→ Exercise objective
Pictures appear in the records below; write out everything else exactly.

Extracted data entries
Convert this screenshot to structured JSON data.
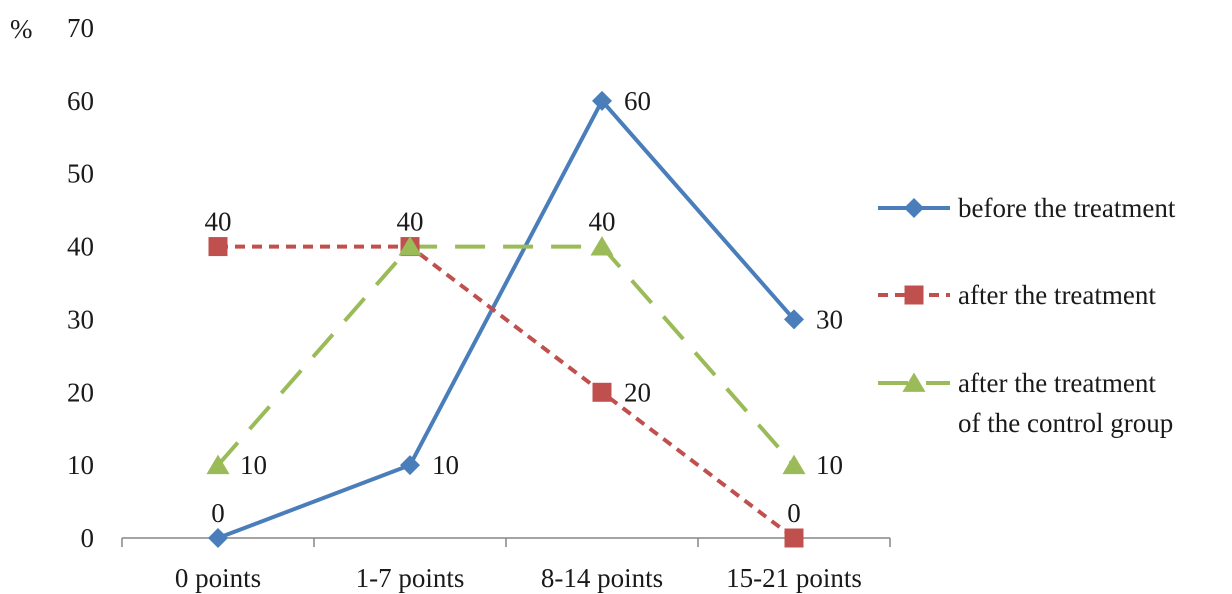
{
  "chart_data": {
    "type": "line",
    "title": "",
    "xlabel": "",
    "ylabel": "%",
    "categories": [
      "0 points",
      "1-7 points",
      "8-14 points",
      "15-21 points"
    ],
    "ylim": [
      0,
      70
    ],
    "yticks": [
      0,
      10,
      20,
      30,
      40,
      50,
      60,
      70
    ],
    "grid": false,
    "legend_position": "right",
    "series": [
      {
        "name": "before the treatment",
        "values": [
          0,
          10,
          60,
          30
        ],
        "color": "#4a7ebb",
        "marker": "diamond",
        "line_style": "solid"
      },
      {
        "name": "after the treatment",
        "values": [
          40,
          40,
          20,
          0
        ],
        "color": "#c0504d",
        "marker": "square",
        "line_style": "dotted"
      },
      {
        "name": "after the treatment of the control group",
        "legend_lines": [
          "after the treatment",
          "of the control group"
        ],
        "values": [
          10,
          40,
          40,
          10
        ],
        "color": "#9bbb59",
        "marker": "triangle",
        "line_style": "dashed"
      }
    ]
  }
}
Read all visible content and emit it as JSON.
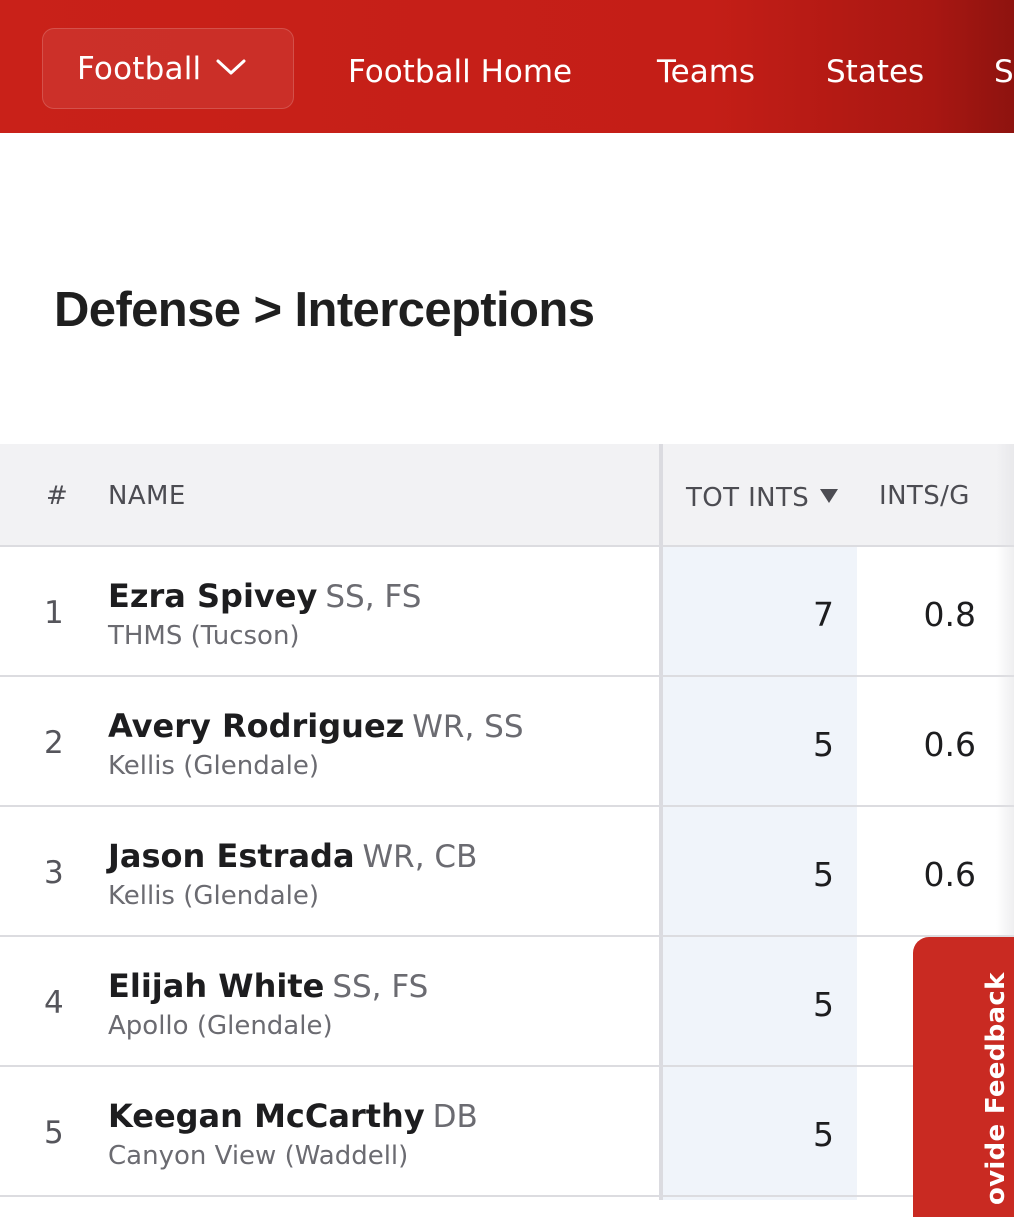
{
  "nav": {
    "sport_select": "Football",
    "links": [
      "Football Home",
      "Teams",
      "States",
      "S"
    ]
  },
  "page": {
    "title": "Defense > Interceptions"
  },
  "table": {
    "columns": {
      "rank": "#",
      "name": "NAME",
      "total_ints": "TOT INTS",
      "ints_per_game": "INTS/G"
    },
    "sort": {
      "column": "TOT INTS",
      "direction": "descending"
    },
    "rows": [
      {
        "rank": "1",
        "name": "Ezra Spivey",
        "positions": "SS, FS",
        "school": "THMS (Tucson)",
        "total_ints": "7",
        "ints_per_game": "0.8"
      },
      {
        "rank": "2",
        "name": "Avery Rodriguez",
        "positions": "WR, SS",
        "school": "Kellis (Glendale)",
        "total_ints": "5",
        "ints_per_game": "0.6"
      },
      {
        "rank": "3",
        "name": "Jason Estrada",
        "positions": "WR, CB",
        "school": "Kellis (Glendale)",
        "total_ints": "5",
        "ints_per_game": "0.6"
      },
      {
        "rank": "4",
        "name": "Elijah White",
        "positions": "SS, FS",
        "school": "Apollo (Glendale)",
        "total_ints": "5",
        "ints_per_game": ""
      },
      {
        "rank": "5",
        "name": "Keegan McCarthy",
        "positions": "DB",
        "school": "Canyon View (Waddell)",
        "total_ints": "5",
        "ints_per_game": ""
      }
    ]
  },
  "feedback": {
    "label": "ovide Feedback"
  },
  "colors": {
    "nav_red": "#c92119",
    "feedback_red": "#c92a22",
    "header_bg": "#f2f2f4",
    "sorted_column_bg": "#f0f4fa"
  },
  "icons": {
    "sport_select": "chevron-down-icon",
    "sort": "sort-descending-triangle-icon"
  }
}
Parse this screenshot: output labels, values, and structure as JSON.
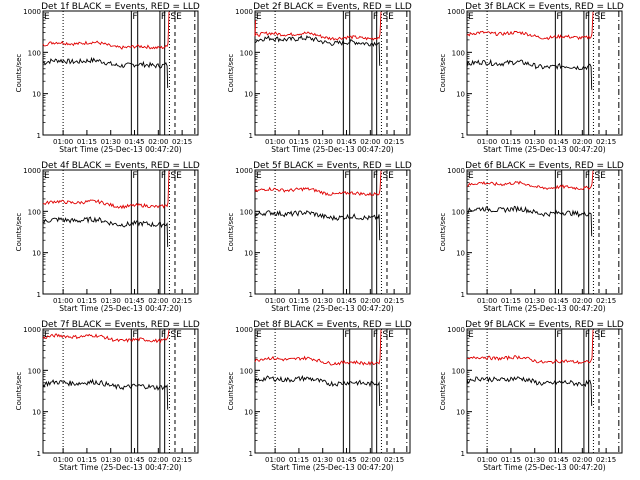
{
  "colors": {
    "events": "#000000",
    "lld": "#e00000",
    "background": "#ffffff"
  },
  "chart_data": {
    "type": "line",
    "grid_layout": {
      "rows": 3,
      "cols": 3
    },
    "y_scale": "log",
    "ylim": [
      1,
      1000
    ],
    "y_ticks": [
      "1",
      "10",
      "100",
      "1000"
    ],
    "x_ticks": [
      "01:00",
      "01:15",
      "01:30",
      "01:45",
      "02:00",
      "02:15"
    ],
    "ylabel": "Counts/sec",
    "xlabel": "Start Time (25-Dec-13 00:47:20)",
    "flag_labels": {
      "E": "E",
      "F": "F",
      "SE": "SE"
    },
    "panels": [
      {
        "title": "Det 1f BLACK = Events, RED = LLD",
        "events": 55,
        "lld": 150,
        "lld_end_jump": true
      },
      {
        "title": "Det 2f BLACK = Events, RED = LLD",
        "events": 190,
        "lld": 250,
        "lld_end_jump": true,
        "start_spike": true
      },
      {
        "title": "Det 3f BLACK = Events, RED = LLD",
        "events": 50,
        "lld": 260,
        "lld_end_jump": true
      },
      {
        "title": "Det 4f BLACK = Events, RED = LLD",
        "events": 55,
        "lld": 150,
        "lld_end_jump": true
      },
      {
        "title": "Det 5f BLACK = Events, RED = LLD",
        "events": 80,
        "lld": 300,
        "lld_end_jump": true
      },
      {
        "title": "Det 6f BLACK = Events, RED = LLD",
        "events": 100,
        "lld": 420,
        "lld_end_jump": true
      },
      {
        "title": "Det 7f BLACK = Events, RED = LLD",
        "events": 45,
        "lld": 600,
        "lld_end_jump": true
      },
      {
        "title": "Det 8f BLACK = Events, RED = LLD",
        "events": 55,
        "lld": 170,
        "lld_end_jump": true
      },
      {
        "title": "Det 9f BLACK = Events, RED = LLD",
        "events": 55,
        "lld": 180,
        "lld_end_jump": true
      }
    ]
  }
}
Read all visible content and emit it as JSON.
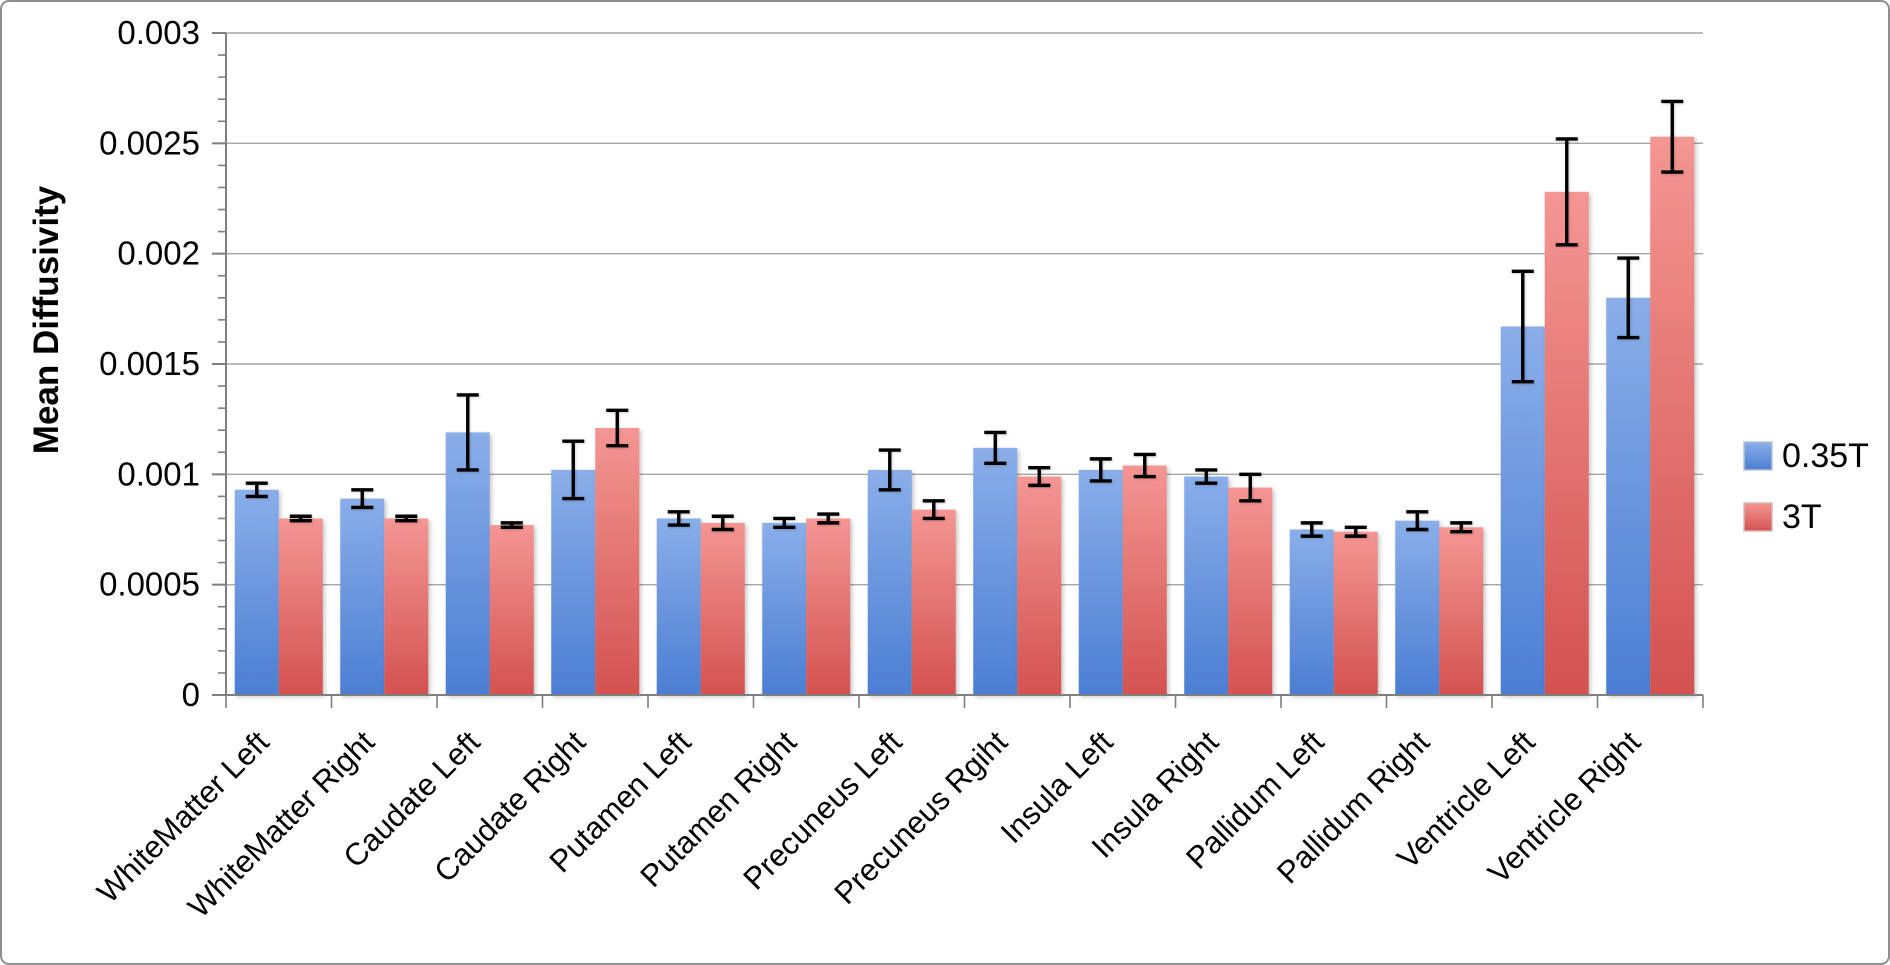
{
  "chart_data": {
    "type": "bar",
    "title": "",
    "xlabel": "",
    "ylabel": "Mean Diffusivity",
    "ylim": [
      0,
      0.003
    ],
    "grid": true,
    "legend_position": "right",
    "yticks": [
      {
        "value": 0,
        "label": "0"
      },
      {
        "value": 0.0005,
        "label": "0.0005"
      },
      {
        "value": 0.001,
        "label": "0.001"
      },
      {
        "value": 0.0015,
        "label": "0.0015"
      },
      {
        "value": 0.002,
        "label": "0.002"
      },
      {
        "value": 0.0025,
        "label": "0.0025"
      },
      {
        "value": 0.003,
        "label": "0.003"
      }
    ],
    "ytick_minor_step": 0.0001,
    "categories": [
      "WhiteMatter Left",
      "WhiteMatter Right",
      "Caudate Left",
      "Caudate Right",
      "Putamen Left",
      "Putamen Right",
      "Precuneus Left",
      "Precuneus Rgiht",
      "Insula Left",
      "Insula Right",
      "Pallidum Left",
      "Pallidum Right",
      "Ventricle Left",
      "Ventricle Right"
    ],
    "series": [
      {
        "name": "0.35T",
        "color_top": "#8AAEE9",
        "color_bottom": "#4B7ED3",
        "values": [
          0.00093,
          0.00089,
          0.00119,
          0.00102,
          0.0008,
          0.00078,
          0.00102,
          0.00112,
          0.00102,
          0.00099,
          0.00075,
          0.00079,
          0.00167,
          0.0018
        ],
        "errors": [
          3e-05,
          4e-05,
          0.00017,
          0.00013,
          3e-05,
          2e-05,
          9e-05,
          7e-05,
          5e-05,
          3e-05,
          3e-05,
          4e-05,
          0.00025,
          0.00018
        ]
      },
      {
        "name": "3T",
        "color_top": "#F49693",
        "color_bottom": "#D35250",
        "values": [
          0.0008,
          0.0008,
          0.00077,
          0.00121,
          0.00078,
          0.0008,
          0.00084,
          0.00099,
          0.00104,
          0.00094,
          0.00074,
          0.00076,
          0.00228,
          0.00253
        ],
        "errors": [
          1e-05,
          1e-05,
          1e-05,
          8e-05,
          3e-05,
          2e-05,
          4e-05,
          4e-05,
          5e-05,
          6e-05,
          2e-05,
          2e-05,
          0.00024,
          0.00016
        ]
      }
    ],
    "style": {
      "gridline_color": "#a6a6a6",
      "axis_color": "#7f7f7f",
      "error_bar_color": "#000000"
    }
  }
}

→ Exercise solution
Convert this screenshot to structured JSON data.
{
  "chart_data": {
    "type": "line",
    "title": "",
    "xlabel": "",
    "ylabel": "%",
    "categories": [
      "0 points",
      "1-7 points",
      "8-14 points",
      "15-21 points"
    ],
    "ylim": [
      0,
      70
    ],
    "yticks": [
      0,
      10,
      20,
      30,
      40,
      50,
      60,
      70
    ],
    "grid": false,
    "legend_position": "right",
    "series": [
      {
        "name": "before the treatment",
        "values": [
          0,
          10,
          60,
          30
        ],
        "color": "#4a7ebb",
        "marker": "diamond",
        "line_style": "solid"
      },
      {
        "name": "after the treatment",
        "values": [
          40,
          40,
          20,
          0
        ],
        "color": "#c0504d",
        "marker": "square",
        "line_style": "dotted"
      },
      {
        "name": "after the treatment of the control group",
        "legend_lines": [
          "after the treatment",
          "of the control group"
        ],
        "values": [
          10,
          40,
          40,
          10
        ],
        "color": "#9bbb59",
        "marker": "triangle",
        "line_style": "dashed"
      }
    ]
  }
}
Read all visible content and emit it as JSON.
{
  "nav": {
    "sport_select": "Football",
    "links": [
      "Football Home",
      "Teams",
      "States",
      "S"
    ]
  },
  "page": {
    "title": "Defense > Interceptions"
  },
  "table": {
    "columns": {
      "rank": "#",
      "name": "NAME",
      "total_ints": "TOT INTS",
      "ints_per_game": "INTS/G"
    },
    "sort": {
      "column": "TOT INTS",
      "direction": "descending"
    },
    "rows": [
      {
        "rank": "1",
        "name": "Ezra Spivey",
        "positions": "SS, FS",
        "school": "THMS (Tucson)",
        "total_ints": "7",
        "ints_per_game": "0.8"
      },
      {
        "rank": "2",
        "name": "Avery Rodriguez",
        "positions": "WR, SS",
        "school": "Kellis (Glendale)",
        "total_ints": "5",
        "ints_per_game": "0.6"
      },
      {
        "rank": "3",
        "name": "Jason Estrada",
        "positions": "WR, CB",
        "school": "Kellis (Glendale)",
        "total_ints": "5",
        "ints_per_game": "0.6"
      },
      {
        "rank": "4",
        "name": "Elijah White",
        "positions": "SS, FS",
        "school": "Apollo (Glendale)",
        "total_ints": "5",
        "ints_per_game": ""
      },
      {
        "rank": "5",
        "name": "Keegan McCarthy",
        "positions": "DB",
        "school": "Canyon View (Waddell)",
        "total_ints": "5",
        "ints_per_game": ""
      }
    ]
  },
  "feedback": {
    "label": "ovide Feedback"
  },
  "colors": {
    "nav_red": "#c92119",
    "feedback_red": "#c92a22",
    "header_bg": "#f2f2f4",
    "sorted_column_bg": "#f0f4fa"
  },
  "icons": {
    "sport_select": "chevron-down-icon",
    "sort": "sort-descending-triangle-icon"
  }
}
Parse this screenshot: output labels, values, and structure as JSON.
{
  "colors": {
    "events": "#000000",
    "lld": "#e00000",
    "background": "#ffffff"
  },
  "chart_data": {
    "type": "line",
    "grid_layout": {
      "rows": 3,
      "cols": 3
    },
    "y_scale": "log",
    "ylim": [
      1,
      1000
    ],
    "y_ticks": [
      "1",
      "10",
      "100",
      "1000"
    ],
    "x_ticks": [
      "01:00",
      "01:15",
      "01:30",
      "01:45",
      "02:00",
      "02:15"
    ],
    "ylabel": "Counts/sec",
    "xlabel": "Start Time (25-Dec-13 00:47:20)",
    "flag_labels": {
      "E": "E",
      "F": "F",
      "SE": "SE"
    },
    "panels": [
      {
        "title": "Det 1f BLACK = Events, RED = LLD",
        "events": 55,
        "lld": 150,
        "lld_end_jump": true
      },
      {
        "title": "Det 2f BLACK = Events, RED = LLD",
        "events": 190,
        "lld": 250,
        "lld_end_jump": true,
        "start_spike": true
      },
      {
        "title": "Det 3f BLACK = Events, RED = LLD",
        "events": 50,
        "lld": 260,
        "lld_end_jump": true
      },
      {
        "title": "Det 4f BLACK = Events, RED = LLD",
        "events": 55,
        "lld": 150,
        "lld_end_jump": true
      },
      {
        "title": "Det 5f BLACK = Events, RED = LLD",
        "events": 80,
        "lld": 300,
        "lld_end_jump": true
      },
      {
        "title": "Det 6f BLACK = Events, RED = LLD",
        "events": 100,
        "lld": 420,
        "lld_end_jump": true
      },
      {
        "title": "Det 7f BLACK = Events, RED = LLD",
        "events": 45,
        "lld": 600,
        "lld_end_jump": true
      },
      {
        "title": "Det 8f BLACK = Events, RED = LLD",
        "events": 55,
        "lld": 170,
        "lld_end_jump": true
      },
      {
        "title": "Det 9f BLACK = Events, RED = LLD",
        "events": 55,
        "lld": 180,
        "lld_end_jump": true
      }
    ]
  }
}
Read all visible content and emit it as JSON.
{
  "chart_data": {
    "type": "bar",
    "title": "",
    "xlabel": "",
    "ylabel": "Mean Diffusivity",
    "ylim": [
      0,
      0.003
    ],
    "grid": true,
    "legend_position": "right",
    "yticks": [
      {
        "value": 0,
        "label": "0"
      },
      {
        "value": 0.0005,
        "label": "0.0005"
      },
      {
        "value": 0.001,
        "label": "0.001"
      },
      {
        "value": 0.0015,
        "label": "0.0015"
      },
      {
        "value": 0.002,
        "label": "0.002"
      },
      {
        "value": 0.0025,
        "label": "0.0025"
      },
      {
        "value": 0.003,
        "label": "0.003"
      }
    ],
    "ytick_minor_step": 0.0001,
    "categories": [
      "WhiteMatter Left",
      "WhiteMatter Right",
      "Caudate Left",
      "Caudate Right",
      "Putamen Left",
      "Putamen Right",
      "Precuneus Left",
      "Precuneus Rgiht",
      "Insula Left",
      "Insula Right",
      "Pallidum Left",
      "Pallidum Right",
      "Ventricle Left",
      "Ventricle Right"
    ],
    "series": [
      {
        "name": "0.35T",
        "color_top": "#8AAEE9",
        "color_bottom": "#4B7ED3",
        "values": [
          0.00093,
          0.00089,
          0.00119,
          0.00102,
          0.0008,
          0.00078,
          0.00102,
          0.00112,
          0.00102,
          0.00099,
          0.00075,
          0.00079,
          0.00167,
          0.0018
        ],
        "errors": [
          3e-05,
          4e-05,
          0.00017,
          0.00013,
          3e-05,
          2e-05,
          9e-05,
          7e-05,
          5e-05,
          3e-05,
          3e-05,
          4e-05,
          0.00025,
          0.00018
        ]
      },
      {
        "name": "3T",
        "color_top": "#F49693",
        "color_bottom": "#D35250",
        "values": [
          0.0008,
          0.0008,
          0.00077,
          0.00121,
          0.00078,
          0.0008,
          0.00084,
          0.00099,
          0.00104,
          0.00094,
          0.00074,
          0.00076,
          0.00228,
          0.00253
        ],
        "errors": [
          1e-05,
          1e-05,
          1e-05,
          8e-05,
          3e-05,
          2e-05,
          4e-05,
          4e-05,
          5e-05,
          6e-05,
          2e-05,
          2e-05,
          0.00024,
          0.00016
        ]
      }
    ],
    "style": {
      "gridline_color": "#a6a6a6",
      "axis_color": "#7f7f7f",
      "error_bar_color": "#000000"
    }
  }
}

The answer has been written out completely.